— The exercise —
Repeat the material below word for word and leave out all pictures.
== Extracted data
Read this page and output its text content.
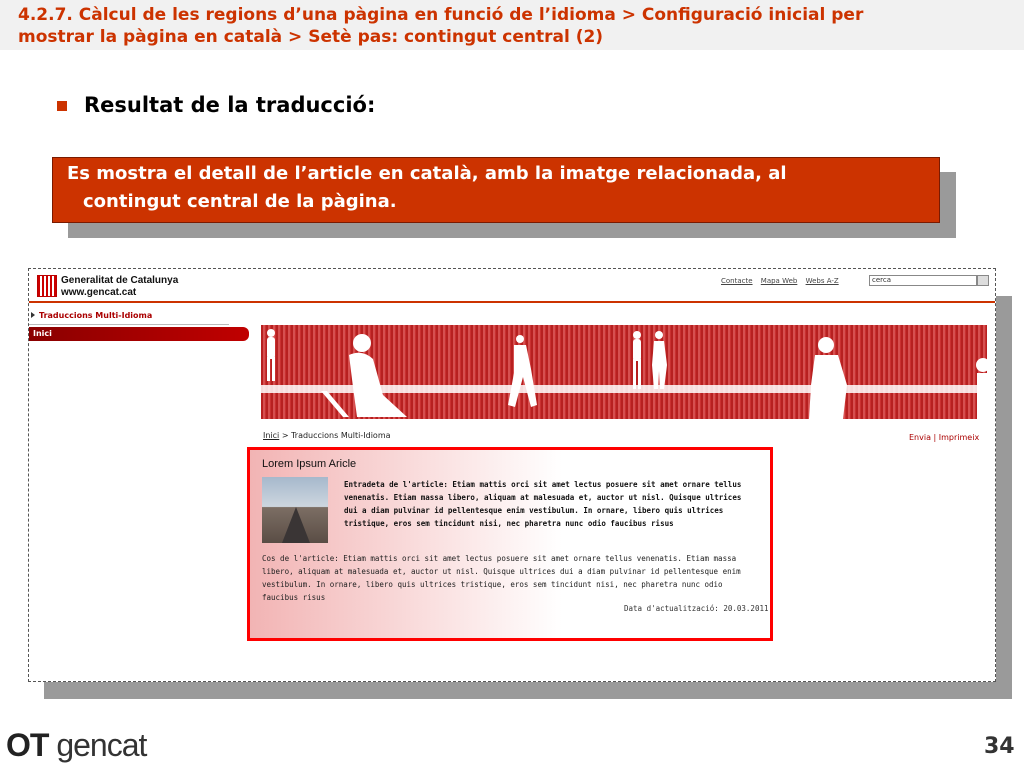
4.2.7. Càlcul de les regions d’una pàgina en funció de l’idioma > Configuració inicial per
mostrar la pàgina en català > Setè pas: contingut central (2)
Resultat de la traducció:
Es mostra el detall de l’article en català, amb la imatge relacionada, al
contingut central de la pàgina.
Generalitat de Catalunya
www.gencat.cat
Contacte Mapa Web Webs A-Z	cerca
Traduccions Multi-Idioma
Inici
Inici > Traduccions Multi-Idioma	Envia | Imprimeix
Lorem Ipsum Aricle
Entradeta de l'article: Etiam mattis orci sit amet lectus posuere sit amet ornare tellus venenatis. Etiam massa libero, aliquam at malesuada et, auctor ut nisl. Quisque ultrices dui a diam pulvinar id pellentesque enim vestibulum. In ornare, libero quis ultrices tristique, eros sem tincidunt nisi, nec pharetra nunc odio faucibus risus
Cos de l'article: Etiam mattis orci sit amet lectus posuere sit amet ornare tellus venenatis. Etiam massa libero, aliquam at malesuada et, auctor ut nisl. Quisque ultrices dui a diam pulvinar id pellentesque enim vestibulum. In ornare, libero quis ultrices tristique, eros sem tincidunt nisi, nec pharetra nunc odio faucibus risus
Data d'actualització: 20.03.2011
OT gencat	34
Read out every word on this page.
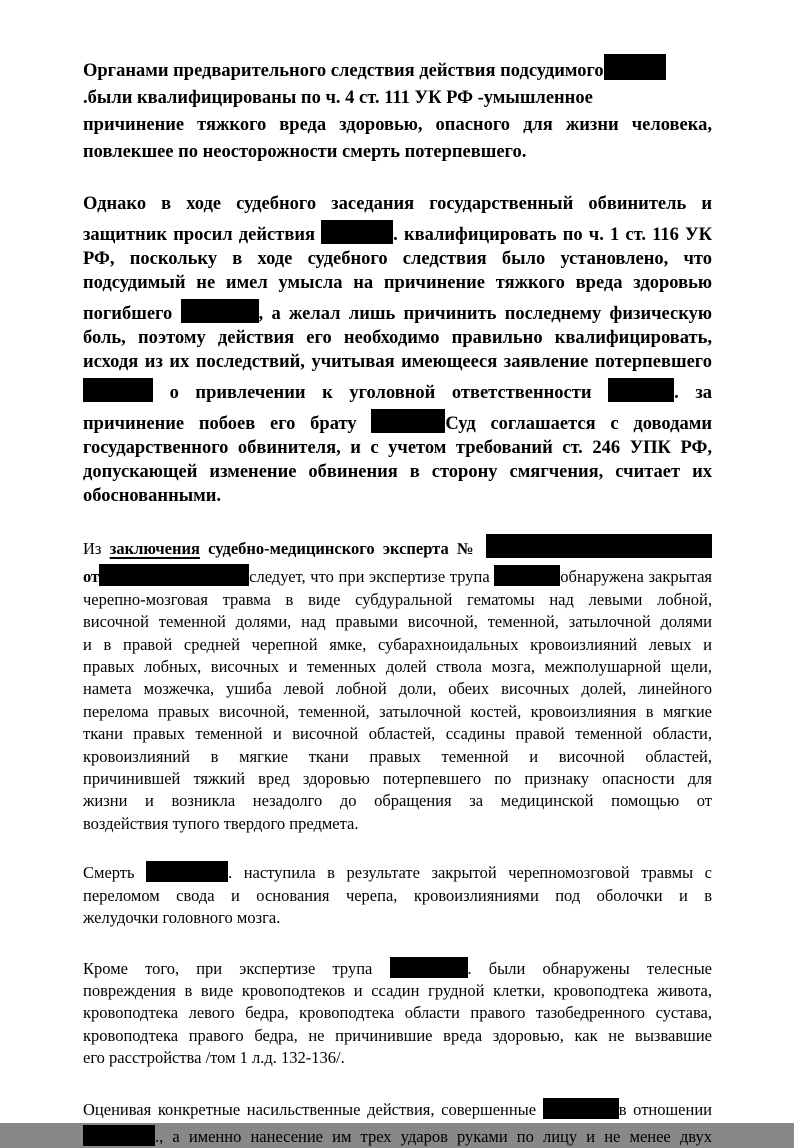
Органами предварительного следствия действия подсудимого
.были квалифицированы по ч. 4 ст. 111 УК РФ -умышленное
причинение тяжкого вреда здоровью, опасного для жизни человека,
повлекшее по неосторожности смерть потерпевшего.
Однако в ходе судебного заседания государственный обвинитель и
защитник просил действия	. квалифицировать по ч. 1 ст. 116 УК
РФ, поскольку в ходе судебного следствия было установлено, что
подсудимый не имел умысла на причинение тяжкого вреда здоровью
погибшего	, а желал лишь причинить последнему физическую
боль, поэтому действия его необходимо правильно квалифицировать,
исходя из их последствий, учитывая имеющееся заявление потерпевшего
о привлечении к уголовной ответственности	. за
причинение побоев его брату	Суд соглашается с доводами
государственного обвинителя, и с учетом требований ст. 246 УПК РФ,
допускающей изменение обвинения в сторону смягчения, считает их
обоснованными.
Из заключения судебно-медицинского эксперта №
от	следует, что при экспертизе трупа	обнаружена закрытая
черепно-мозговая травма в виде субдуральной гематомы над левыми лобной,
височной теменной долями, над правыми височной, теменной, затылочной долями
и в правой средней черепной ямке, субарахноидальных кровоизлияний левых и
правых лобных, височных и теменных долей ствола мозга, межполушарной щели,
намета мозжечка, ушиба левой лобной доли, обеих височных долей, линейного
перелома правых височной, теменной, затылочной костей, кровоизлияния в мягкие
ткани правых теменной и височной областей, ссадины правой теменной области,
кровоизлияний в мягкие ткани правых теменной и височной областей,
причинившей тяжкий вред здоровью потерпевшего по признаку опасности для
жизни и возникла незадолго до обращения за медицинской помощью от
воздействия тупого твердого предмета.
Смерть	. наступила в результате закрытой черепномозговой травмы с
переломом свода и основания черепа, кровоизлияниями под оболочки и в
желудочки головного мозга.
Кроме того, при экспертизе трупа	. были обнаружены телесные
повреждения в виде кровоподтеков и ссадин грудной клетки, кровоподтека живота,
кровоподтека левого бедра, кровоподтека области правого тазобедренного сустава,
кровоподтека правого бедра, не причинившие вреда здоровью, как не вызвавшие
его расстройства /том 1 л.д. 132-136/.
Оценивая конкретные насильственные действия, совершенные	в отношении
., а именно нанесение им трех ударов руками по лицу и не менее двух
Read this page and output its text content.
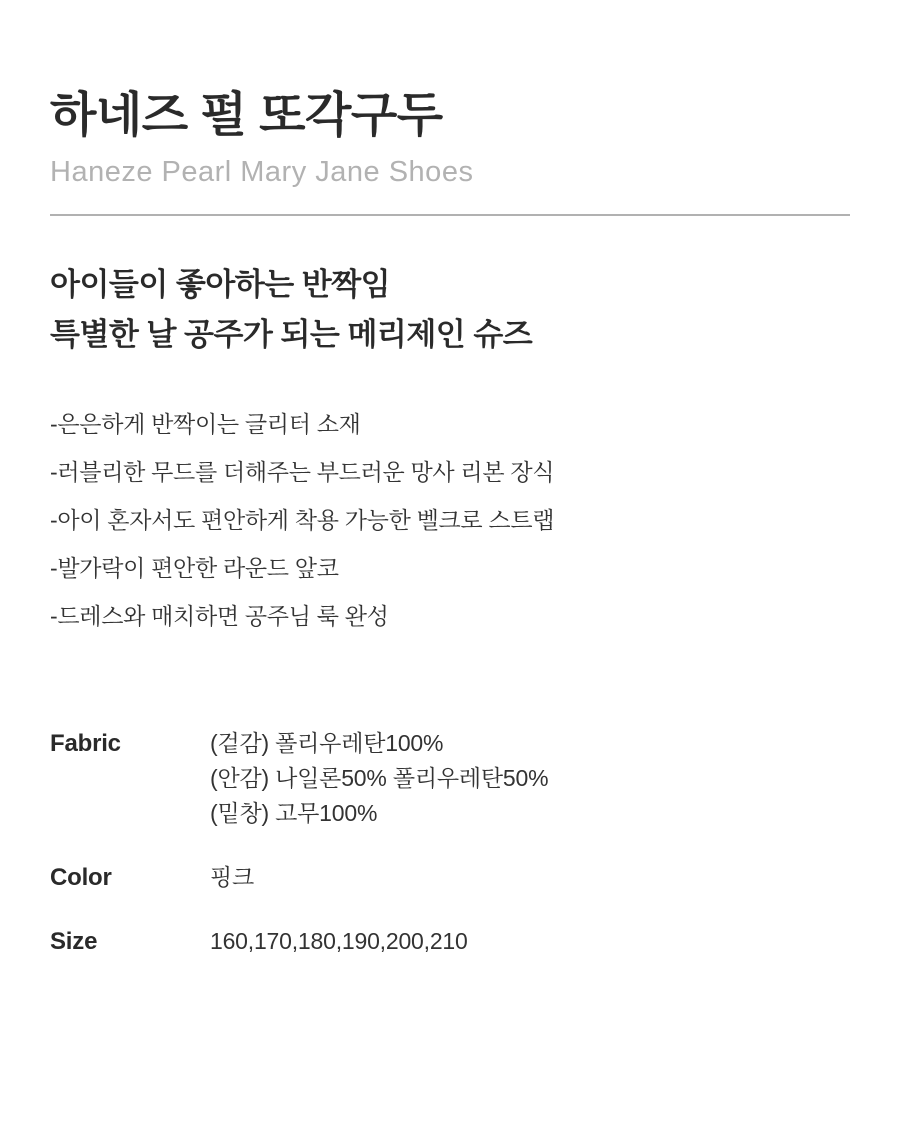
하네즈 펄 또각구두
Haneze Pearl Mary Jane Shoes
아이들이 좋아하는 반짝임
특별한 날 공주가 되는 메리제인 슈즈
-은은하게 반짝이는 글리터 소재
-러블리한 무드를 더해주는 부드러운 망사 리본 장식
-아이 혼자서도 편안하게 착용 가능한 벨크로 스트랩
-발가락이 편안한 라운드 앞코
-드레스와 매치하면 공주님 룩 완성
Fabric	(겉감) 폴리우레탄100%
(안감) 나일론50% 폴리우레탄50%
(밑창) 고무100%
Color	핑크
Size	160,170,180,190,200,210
====
— Result below —
Read this page and output its text content.
4.2.7. Càlcul de les regions d’una pàgina en funció de l’idioma > Configuració inicial per
mostrar la pàgina en català > Setè pas: contingut central (2)
Resultat de la traducció:
Es mostra el detall de l’article en català, amb la imatge relacionada, al
contingut central de la pàgina.
Generalitat de Catalunya
www.gencat.cat
Contacte Mapa Web Webs A-Z	cerca
Traduccions Multi-Idioma
Inici
Inici > Traduccions Multi-Idioma	Envia | Imprimeix
Lorem Ipsum Aricle
Entradeta de l'article: Etiam mattis orci sit amet lectus posuere sit amet ornare tellus venenatis. Etiam massa libero, aliquam at malesuada et, auctor ut nisl. Quisque ultrices dui a diam pulvinar id pellentesque enim vestibulum. In ornare, libero quis ultrices tristique, eros sem tincidunt nisi, nec pharetra nunc odio faucibus risus
Cos de l'article: Etiam mattis orci sit amet lectus posuere sit amet ornare tellus venenatis. Etiam massa libero, aliquam at malesuada et, auctor ut nisl. Quisque ultrices dui a diam pulvinar id pellentesque enim vestibulum. In ornare, libero quis ultrices tristique, eros sem tincidunt nisi, nec pharetra nunc odio faucibus risus
Data d'actualització: 20.03.2011
OT gencat	34
Read out every word on this page.
Органами предварительного следствия действия подсудимого
.были квалифицированы по ч. 4 ст. 111 УК РФ -умышленное
причинение тяжкого вреда здоровью, опасного для жизни человека,
повлекшее по неосторожности смерть потерпевшего.
Однако в ходе судебного заседания государственный обвинитель и
защитник просил действия	. квалифицировать по ч. 1 ст. 116 УК
РФ, поскольку в ходе судебного следствия было установлено, что
подсудимый не имел умысла на причинение тяжкого вреда здоровью
погибшего	, а желал лишь причинить последнему физическую
боль, поэтому действия его необходимо правильно квалифицировать,
исходя из их последствий, учитывая имеющееся заявление потерпевшего
о привлечении к уголовной ответственности	. за
причинение побоев его брату	Суд соглашается с доводами
государственного обвинителя, и с учетом требований ст. 246 УПК РФ,
допускающей изменение обвинения в сторону смягчения, считает их
обоснованными.
Из заключения судебно-медицинского эксперта №
от	следует, что при экспертизе трупа	обнаружена закрытая
черепно-мозговая травма в виде субдуральной гематомы над левыми лобной,
височной теменной долями, над правыми височной, теменной, затылочной долями
и в правой средней черепной ямке, субарахноидальных кровоизлияний левых и
правых лобных, височных и теменных долей ствола мозга, межполушарной щели,
намета мозжечка, ушиба левой лобной доли, обеих височных долей, линейного
перелома правых височной, теменной, затылочной костей, кровоизлияния в мягкие
ткани правых теменной и височной областей, ссадины правой теменной области,
кровоизлияний в мягкие ткани правых теменной и височной областей,
причинившей тяжкий вред здоровью потерпевшего по признаку опасности для
жизни и возникла незадолго до обращения за медицинской помощью от
воздействия тупого твердого предмета.
Смерть	. наступила в результате закрытой черепномозговой травмы с
переломом свода и основания черепа, кровоизлияниями под оболочки и в
желудочки головного мозга.
Кроме того, при экспертизе трупа	. были обнаружены телесные
повреждения в виде кровоподтеков и ссадин грудной клетки, кровоподтека живота,
кровоподтека левого бедра, кровоподтека области правого тазобедренного сустава,
кровоподтека правого бедра, не причинившие вреда здоровью, как не вызвавшие
его расстройства /том 1 л.д. 132-136/.
Оценивая конкретные насильственные действия, совершенные	в отношении
., а именно нанесение им трех ударов руками по лицу и не менее двух
Read this page and output its text content.
하네즈 펄 또각구두
Haneze Pearl Mary Jane Shoes
아이들이 좋아하는 반짝임
특별한 날 공주가 되는 메리제인 슈즈
-은은하게 반짝이는 글리터 소재
-러블리한 무드를 더해주는 부드러운 망사 리본 장식
-아이 혼자서도 편안하게 착용 가능한 벨크로 스트랩
-발가락이 편안한 라운드 앞코
-드레스와 매치하면 공주님 룩 완성
Fabric	(겉감) 폴리우레탄100%
(안감) 나일론50% 폴리우레탄50%
(밑창) 고무100%
Color	핑크
Size	160,170,180,190,200,210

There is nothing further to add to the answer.